### EXTRACTED RECORDS
Begin

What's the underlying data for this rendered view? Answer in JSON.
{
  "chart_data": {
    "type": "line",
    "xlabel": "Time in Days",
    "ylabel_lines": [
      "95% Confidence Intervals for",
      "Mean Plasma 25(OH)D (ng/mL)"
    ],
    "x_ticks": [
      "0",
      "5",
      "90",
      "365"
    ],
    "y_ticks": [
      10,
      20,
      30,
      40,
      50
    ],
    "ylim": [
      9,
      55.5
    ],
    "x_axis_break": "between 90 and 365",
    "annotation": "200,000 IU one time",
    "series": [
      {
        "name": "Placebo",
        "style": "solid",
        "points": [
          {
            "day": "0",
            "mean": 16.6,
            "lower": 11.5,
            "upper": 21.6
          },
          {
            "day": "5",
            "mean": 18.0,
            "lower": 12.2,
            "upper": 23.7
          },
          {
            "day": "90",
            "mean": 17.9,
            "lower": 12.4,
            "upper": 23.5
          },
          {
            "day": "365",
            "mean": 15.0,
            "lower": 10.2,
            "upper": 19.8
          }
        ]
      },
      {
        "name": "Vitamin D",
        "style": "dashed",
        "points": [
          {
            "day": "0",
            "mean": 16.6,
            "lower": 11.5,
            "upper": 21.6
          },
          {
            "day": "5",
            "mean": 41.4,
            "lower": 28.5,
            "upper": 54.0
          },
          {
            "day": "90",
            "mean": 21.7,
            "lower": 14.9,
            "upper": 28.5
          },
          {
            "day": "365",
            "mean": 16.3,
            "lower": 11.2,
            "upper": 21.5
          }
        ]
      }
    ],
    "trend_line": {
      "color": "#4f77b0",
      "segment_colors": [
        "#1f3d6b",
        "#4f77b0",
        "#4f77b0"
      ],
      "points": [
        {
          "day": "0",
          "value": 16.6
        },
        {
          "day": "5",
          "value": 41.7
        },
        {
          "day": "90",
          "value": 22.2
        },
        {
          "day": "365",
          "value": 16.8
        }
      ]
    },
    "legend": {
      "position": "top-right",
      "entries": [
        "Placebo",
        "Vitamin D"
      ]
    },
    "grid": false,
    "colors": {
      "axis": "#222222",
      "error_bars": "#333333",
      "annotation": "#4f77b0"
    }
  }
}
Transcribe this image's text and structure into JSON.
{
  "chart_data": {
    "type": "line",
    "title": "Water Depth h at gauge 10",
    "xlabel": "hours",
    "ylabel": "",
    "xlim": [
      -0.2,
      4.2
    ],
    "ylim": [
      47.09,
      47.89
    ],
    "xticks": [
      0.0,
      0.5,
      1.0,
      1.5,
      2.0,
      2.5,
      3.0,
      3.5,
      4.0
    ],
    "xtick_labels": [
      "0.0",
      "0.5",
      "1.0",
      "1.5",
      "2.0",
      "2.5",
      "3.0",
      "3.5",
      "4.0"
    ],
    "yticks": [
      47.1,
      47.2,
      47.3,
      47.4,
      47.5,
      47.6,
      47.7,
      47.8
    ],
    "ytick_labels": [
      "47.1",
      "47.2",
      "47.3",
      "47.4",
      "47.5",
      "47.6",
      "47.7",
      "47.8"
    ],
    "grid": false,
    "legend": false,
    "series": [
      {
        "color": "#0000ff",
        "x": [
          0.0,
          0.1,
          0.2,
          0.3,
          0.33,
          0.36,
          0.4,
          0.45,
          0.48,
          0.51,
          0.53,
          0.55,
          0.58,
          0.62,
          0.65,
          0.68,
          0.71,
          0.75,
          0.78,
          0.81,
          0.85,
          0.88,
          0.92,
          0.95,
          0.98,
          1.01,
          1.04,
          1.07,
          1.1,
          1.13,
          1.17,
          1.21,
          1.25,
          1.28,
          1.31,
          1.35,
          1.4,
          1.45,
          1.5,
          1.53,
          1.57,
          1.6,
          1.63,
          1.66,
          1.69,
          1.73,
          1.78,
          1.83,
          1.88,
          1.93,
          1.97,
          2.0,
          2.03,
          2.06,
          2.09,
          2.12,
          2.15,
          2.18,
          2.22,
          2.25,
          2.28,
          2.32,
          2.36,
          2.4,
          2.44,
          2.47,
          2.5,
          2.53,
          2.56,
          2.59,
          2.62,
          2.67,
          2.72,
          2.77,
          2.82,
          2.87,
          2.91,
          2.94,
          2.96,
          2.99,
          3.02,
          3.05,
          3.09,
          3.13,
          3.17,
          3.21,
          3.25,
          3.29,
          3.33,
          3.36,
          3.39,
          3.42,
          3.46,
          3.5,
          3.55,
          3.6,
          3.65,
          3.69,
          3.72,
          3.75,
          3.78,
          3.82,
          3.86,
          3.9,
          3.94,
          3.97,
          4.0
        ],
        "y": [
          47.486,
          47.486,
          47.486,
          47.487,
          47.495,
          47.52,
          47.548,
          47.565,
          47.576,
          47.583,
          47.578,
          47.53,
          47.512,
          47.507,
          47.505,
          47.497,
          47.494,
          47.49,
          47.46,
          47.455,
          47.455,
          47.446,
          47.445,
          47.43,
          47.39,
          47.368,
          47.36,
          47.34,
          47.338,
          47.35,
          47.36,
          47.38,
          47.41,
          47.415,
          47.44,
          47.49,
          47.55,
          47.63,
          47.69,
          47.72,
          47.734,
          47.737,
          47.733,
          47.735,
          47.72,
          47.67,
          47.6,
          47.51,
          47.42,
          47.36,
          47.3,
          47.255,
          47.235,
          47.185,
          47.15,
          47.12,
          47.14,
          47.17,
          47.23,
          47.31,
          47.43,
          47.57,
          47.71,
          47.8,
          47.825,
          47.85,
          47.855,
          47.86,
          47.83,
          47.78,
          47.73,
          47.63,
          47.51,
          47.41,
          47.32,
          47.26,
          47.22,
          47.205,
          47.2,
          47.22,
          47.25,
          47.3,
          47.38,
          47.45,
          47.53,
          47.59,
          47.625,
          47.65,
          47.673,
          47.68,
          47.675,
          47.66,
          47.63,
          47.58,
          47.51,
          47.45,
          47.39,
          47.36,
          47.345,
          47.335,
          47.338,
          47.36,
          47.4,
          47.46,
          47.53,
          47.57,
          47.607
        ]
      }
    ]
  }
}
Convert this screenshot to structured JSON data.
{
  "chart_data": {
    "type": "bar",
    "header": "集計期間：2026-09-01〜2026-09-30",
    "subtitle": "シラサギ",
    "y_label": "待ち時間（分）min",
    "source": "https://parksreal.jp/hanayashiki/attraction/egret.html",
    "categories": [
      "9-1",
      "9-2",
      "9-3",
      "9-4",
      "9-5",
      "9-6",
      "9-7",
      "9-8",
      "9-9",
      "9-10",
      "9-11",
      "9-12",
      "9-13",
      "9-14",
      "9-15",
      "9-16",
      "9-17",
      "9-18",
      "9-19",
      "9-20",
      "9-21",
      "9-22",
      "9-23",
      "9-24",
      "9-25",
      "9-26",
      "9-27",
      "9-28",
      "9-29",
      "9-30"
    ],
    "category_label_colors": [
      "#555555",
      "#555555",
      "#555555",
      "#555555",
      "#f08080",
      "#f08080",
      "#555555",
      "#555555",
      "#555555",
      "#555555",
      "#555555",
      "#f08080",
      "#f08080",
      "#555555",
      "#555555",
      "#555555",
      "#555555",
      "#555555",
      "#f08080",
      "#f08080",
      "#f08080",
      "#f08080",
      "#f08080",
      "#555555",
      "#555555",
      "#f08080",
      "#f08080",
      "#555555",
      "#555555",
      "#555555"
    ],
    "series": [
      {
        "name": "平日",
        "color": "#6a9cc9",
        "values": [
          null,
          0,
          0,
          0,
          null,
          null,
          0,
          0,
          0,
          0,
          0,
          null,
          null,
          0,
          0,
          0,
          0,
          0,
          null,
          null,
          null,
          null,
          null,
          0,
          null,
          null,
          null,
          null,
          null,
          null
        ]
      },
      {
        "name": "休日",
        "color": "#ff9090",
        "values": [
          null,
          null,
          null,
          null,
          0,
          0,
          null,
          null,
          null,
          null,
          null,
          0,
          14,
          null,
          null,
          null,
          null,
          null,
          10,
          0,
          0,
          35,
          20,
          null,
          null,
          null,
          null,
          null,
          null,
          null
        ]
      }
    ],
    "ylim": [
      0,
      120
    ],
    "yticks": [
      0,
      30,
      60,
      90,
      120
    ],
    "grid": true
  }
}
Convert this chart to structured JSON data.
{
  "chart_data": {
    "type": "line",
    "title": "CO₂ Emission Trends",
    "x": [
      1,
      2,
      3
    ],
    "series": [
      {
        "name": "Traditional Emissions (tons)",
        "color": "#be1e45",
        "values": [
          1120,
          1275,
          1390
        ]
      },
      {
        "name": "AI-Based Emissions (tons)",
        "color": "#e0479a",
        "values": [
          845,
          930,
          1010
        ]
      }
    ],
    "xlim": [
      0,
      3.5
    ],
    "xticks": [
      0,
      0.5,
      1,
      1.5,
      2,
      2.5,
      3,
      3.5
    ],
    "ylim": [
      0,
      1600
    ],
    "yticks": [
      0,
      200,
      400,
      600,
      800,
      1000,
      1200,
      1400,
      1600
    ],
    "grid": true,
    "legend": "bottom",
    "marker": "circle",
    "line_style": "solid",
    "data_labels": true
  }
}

End

### WHAT YOU WILL DO
Look through the entries above for the word "true". Copy every line where it shows up.

### EXERCISE ANSWER
    "grid": true
    "grid": true,
    "data_labels": true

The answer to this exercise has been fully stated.